Each entry has to be copied exactly, with nothing missed.

# Records for the task start

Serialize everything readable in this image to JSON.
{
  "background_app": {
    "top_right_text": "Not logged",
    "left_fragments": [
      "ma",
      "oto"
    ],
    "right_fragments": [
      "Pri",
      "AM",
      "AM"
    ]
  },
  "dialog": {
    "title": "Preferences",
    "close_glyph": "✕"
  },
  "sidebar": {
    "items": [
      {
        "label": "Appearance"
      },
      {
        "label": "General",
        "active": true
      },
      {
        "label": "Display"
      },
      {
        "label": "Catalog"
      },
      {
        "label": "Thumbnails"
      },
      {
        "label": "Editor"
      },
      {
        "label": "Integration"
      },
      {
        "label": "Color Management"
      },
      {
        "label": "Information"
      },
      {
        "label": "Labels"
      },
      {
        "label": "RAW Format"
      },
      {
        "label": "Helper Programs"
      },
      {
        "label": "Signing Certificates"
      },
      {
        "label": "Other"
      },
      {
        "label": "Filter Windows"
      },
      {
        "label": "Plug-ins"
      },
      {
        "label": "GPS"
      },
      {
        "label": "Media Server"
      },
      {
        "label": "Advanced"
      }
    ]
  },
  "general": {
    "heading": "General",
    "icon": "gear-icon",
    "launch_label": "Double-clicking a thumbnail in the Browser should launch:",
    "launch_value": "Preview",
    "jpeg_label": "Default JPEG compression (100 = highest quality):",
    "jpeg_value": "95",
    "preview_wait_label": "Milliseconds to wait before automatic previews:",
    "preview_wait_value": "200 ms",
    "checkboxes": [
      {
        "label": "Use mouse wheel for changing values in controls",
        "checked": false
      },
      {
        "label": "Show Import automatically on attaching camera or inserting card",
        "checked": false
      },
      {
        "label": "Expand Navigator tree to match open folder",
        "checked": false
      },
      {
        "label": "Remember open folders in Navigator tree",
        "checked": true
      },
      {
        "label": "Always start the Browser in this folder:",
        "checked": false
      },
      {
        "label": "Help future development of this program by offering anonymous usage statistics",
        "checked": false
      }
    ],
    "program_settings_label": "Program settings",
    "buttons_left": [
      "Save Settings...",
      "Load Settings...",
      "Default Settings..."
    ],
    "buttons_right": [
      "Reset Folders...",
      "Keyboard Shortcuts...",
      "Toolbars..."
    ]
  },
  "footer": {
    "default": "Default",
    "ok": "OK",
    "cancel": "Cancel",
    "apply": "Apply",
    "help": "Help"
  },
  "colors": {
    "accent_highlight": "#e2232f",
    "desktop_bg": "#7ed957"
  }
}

# Records for the task end

> [The result]
Serialize everything readable in this image to JSON.
{
  "background_app": {
    "top_right_text": "Not logged",
    "left_fragments": [
      "ma",
      "oto"
    ],
    "right_fragments": [
      "Pri",
      "AM",
      "AM"
    ]
  },
  "dialog": {
    "title": "Preferences",
    "close_glyph": "✕"
  },
  "sidebar": {
    "items": [
      {
        "label": "Appearance"
      },
      {
        "label": "General",
        "active": true
      },
      {
        "label": "Display"
      },
      {
        "label": "Catalog"
      },
      {
        "label": "Thumbnails"
      },
      {
        "label": "Editor"
      },
      {
        "label": "Integration"
      },
      {
        "label": "Color Management"
      },
      {
        "label": "Information"
      },
      {
        "label": "Labels"
      },
      {
        "label": "RAW Format"
      },
      {
        "label": "Helper Programs"
      },
      {
        "label": "Signing Certificates"
      },
      {
        "label": "Other"
      },
      {
        "label": "Filter Windows"
      },
      {
        "label": "Plug-ins"
      },
      {
        "label": "GPS"
      },
      {
        "label": "Media Server"
      },
      {
        "label": "Advanced"
      }
    ]
  },
  "general": {
    "heading": "General",
    "icon": "gear-icon",
    "launch_label": "Double-clicking a thumbnail in the Browser should launch:",
    "launch_value": "Preview",
    "jpeg_label": "Default JPEG compression (100 = highest quality):",
    "jpeg_value": "95",
    "preview_wait_label": "Milliseconds to wait before automatic previews:",
    "preview_wait_value": "200 ms",
    "checkboxes": [
      {
        "label": "Use mouse wheel for changing values in controls",
        "checked": false
      },
      {
        "label": "Show Import automatically on attaching camera or inserting card",
        "checked": false
      },
      {
        "label": "Expand Navigator tree to match open folder",
        "checked": false
      },
      {
        "label": "Remember open folders in Navigator tree",
        "checked": true
      },
      {
        "label": "Always start the Browser in this folder:",
        "checked": false
      },
      {
        "label": "Help future development of this program by offering anonymous usage statistics",
        "checked": false
      }
    ],
    "program_settings_label": "Program settings",
    "buttons_left": [
      "Save Settings...",
      "Load Settings...",
      "Default Settings..."
    ],
    "buttons_right": [
      "Reset Folders...",
      "Keyboard Shortcuts...",
      "Toolbars..."
    ]
  },
  "footer": {
    "default": "Default",
    "ok": "OK",
    "cancel": "Cancel",
    "apply": "Apply",
    "help": "Help"
  },
  "colors": {
    "accent_highlight": "#e2232f",
    "desktop_bg": "#7ed957"
  }
}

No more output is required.